Exercise task:
Beneath this task is a listing; retype all of it exactly.

++++

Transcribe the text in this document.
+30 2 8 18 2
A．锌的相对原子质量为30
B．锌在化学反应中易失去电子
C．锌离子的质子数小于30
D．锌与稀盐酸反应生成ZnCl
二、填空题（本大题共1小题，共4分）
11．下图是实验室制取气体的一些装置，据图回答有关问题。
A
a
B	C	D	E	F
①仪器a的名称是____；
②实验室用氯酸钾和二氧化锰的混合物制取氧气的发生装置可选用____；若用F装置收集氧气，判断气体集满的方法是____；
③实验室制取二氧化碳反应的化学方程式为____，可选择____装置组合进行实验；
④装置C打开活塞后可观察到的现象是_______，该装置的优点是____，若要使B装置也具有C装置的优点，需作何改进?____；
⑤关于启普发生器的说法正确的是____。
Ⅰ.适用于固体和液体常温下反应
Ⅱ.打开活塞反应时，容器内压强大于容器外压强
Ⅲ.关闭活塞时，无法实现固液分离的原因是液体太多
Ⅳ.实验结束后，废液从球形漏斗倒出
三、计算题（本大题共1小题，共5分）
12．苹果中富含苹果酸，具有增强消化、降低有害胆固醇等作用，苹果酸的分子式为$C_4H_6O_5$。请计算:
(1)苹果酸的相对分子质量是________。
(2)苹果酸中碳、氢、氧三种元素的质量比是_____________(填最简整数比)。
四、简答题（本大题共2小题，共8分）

++++

Reply:
Transcribe the text in this document.
+30 2 8 18 2
A．锌的相对原子质量为30
B．锌在化学反应中易失去电子
C．锌离子的质子数小于30
D．锌与稀盐酸反应生成ZnCl
二、填空题（本大题共1小题，共4分）
11．下图是实验室制取气体的一些装置，据图回答有关问题。
A
a
B	C	D	E	F
①仪器a的名称是____；
②实验室用氯酸钾和二氧化锰的混合物制取氧气的发生装置可选用____；若用F装置收集氧气，判断气体集满的方法是____；
③实验室制取二氧化碳反应的化学方程式为____，可选择____装置组合进行实验；
④装置C打开活塞后可观察到的现象是_______，该装置的优点是____，若要使B装置也具有C装置的优点，需作何改进?____；
⑤关于启普发生器的说法正确的是____。
Ⅰ.适用于固体和液体常温下反应
Ⅱ.打开活塞反应时，容器内压强大于容器外压强
Ⅲ.关闭活塞时，无法实现固液分离的原因是液体太多
Ⅳ.实验结束后，废液从球形漏斗倒出
三、计算题（本大题共1小题，共5分）
12．苹果中富含苹果酸，具有增强消化、降低有害胆固醇等作用，苹果酸的分子式为$C_4H_6O_5$。请计算:
(1)苹果酸的相对分子质量是________。
(2)苹果酸中碳、氢、氧三种元素的质量比是_____________(填最简整数比)。
四、简答题（本大题共2小题，共8分）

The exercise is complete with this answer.